◆ Task objective ◆
The answer is one number: how many lines hold the string "действия".

◆ Recorded data ◆
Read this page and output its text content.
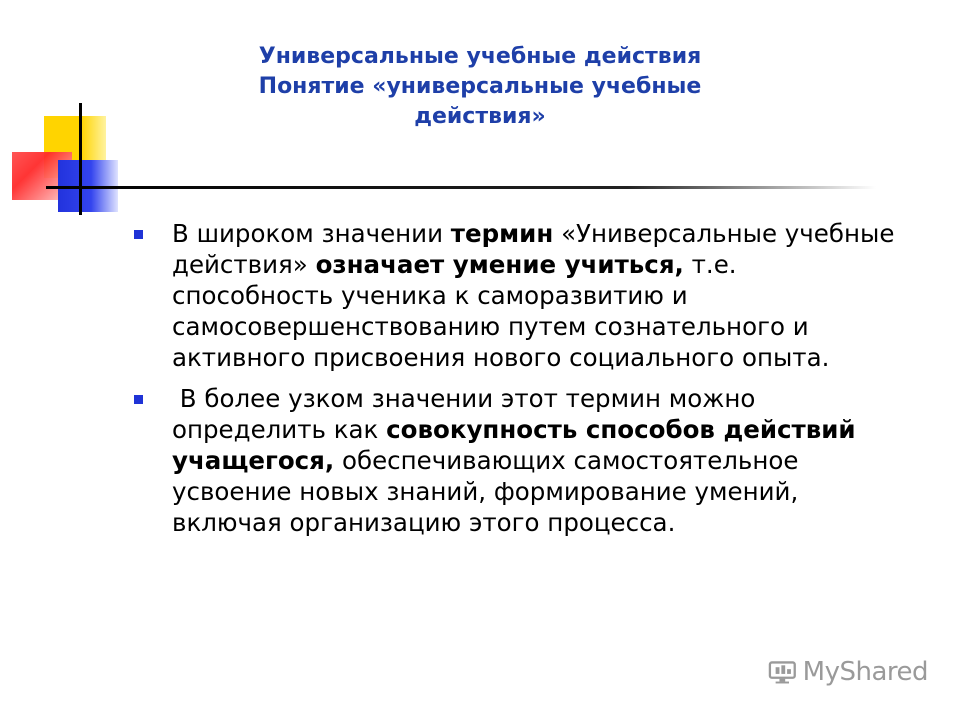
Универсальные учебные действия
Понятие «универсальные учебные
действия»
В широком значении термин «Универсальные учебные действия» означает умение учиться, т.е. способность ученика к саморазвитию и самосовершенствованию путем сознательного и активного присвоения нового социального опыта.
В более узком значении этот термин можно определить как совокупность способов действий учащегося, обеспечивающих самостоятельное усвоение новых знаний, формирование умений, включая организацию этого процесса.
MyShared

◆ Written response ◆
3